Aim of the exercise >>
The records below are to be repeated in full, exactly as they are.

** start of Excerpted data **

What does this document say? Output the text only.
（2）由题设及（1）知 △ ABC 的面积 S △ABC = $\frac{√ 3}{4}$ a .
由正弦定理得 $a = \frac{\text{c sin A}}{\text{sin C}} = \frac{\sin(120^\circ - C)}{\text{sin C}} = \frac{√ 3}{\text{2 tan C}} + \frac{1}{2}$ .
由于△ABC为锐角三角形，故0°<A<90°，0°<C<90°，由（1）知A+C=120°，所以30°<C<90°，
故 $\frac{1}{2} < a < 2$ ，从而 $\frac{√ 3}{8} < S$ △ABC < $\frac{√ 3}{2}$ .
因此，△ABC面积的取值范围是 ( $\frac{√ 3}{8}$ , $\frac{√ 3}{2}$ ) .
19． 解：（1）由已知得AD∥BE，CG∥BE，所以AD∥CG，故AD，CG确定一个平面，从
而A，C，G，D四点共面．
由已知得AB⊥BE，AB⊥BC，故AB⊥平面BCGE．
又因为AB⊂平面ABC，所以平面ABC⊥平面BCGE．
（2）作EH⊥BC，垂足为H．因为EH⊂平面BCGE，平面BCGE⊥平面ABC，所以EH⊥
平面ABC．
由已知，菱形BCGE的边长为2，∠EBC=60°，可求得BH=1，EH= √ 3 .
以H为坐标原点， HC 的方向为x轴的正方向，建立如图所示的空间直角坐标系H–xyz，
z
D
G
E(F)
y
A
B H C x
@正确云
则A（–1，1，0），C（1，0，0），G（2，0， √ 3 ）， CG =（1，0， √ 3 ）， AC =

** end of Excerpted data **

Response to this task >>
What does this document say? Output the text only.
（2）由题设及（1）知 △ ABC 的面积 S △ABC = $\frac{√ 3}{4}$ a .
由正弦定理得 $a = \frac{\text{c sin A}}{\text{sin C}} = \frac{\sin(120^\circ - C)}{\text{sin C}} = \frac{√ 3}{\text{2 tan C}} + \frac{1}{2}$ .
由于△ABC为锐角三角形，故0°<A<90°，0°<C<90°，由（1）知A+C=120°，所以30°<C<90°，
故 $\frac{1}{2} < a < 2$ ，从而 $\frac{√ 3}{8} < S$ △ABC < $\frac{√ 3}{2}$ .
因此，△ABC面积的取值范围是 ( $\frac{√ 3}{8}$ , $\frac{√ 3}{2}$ ) .
19． 解：（1）由已知得AD∥BE，CG∥BE，所以AD∥CG，故AD，CG确定一个平面，从
而A，C，G，D四点共面．
由已知得AB⊥BE，AB⊥BC，故AB⊥平面BCGE．
又因为AB⊂平面ABC，所以平面ABC⊥平面BCGE．
（2）作EH⊥BC，垂足为H．因为EH⊂平面BCGE，平面BCGE⊥平面ABC，所以EH⊥
平面ABC．
由已知，菱形BCGE的边长为2，∠EBC=60°，可求得BH=1，EH= √ 3 .
以H为坐标原点， HC 的方向为x轴的正方向，建立如图所示的空间直角坐标系H–xyz，
z
D
G
E(F)
y
A
B H C x
@正确云
则A（–1，1，0），C（1，0，0），G（2，0， √ 3 ）， CG =（1，0， √ 3 ）， AC =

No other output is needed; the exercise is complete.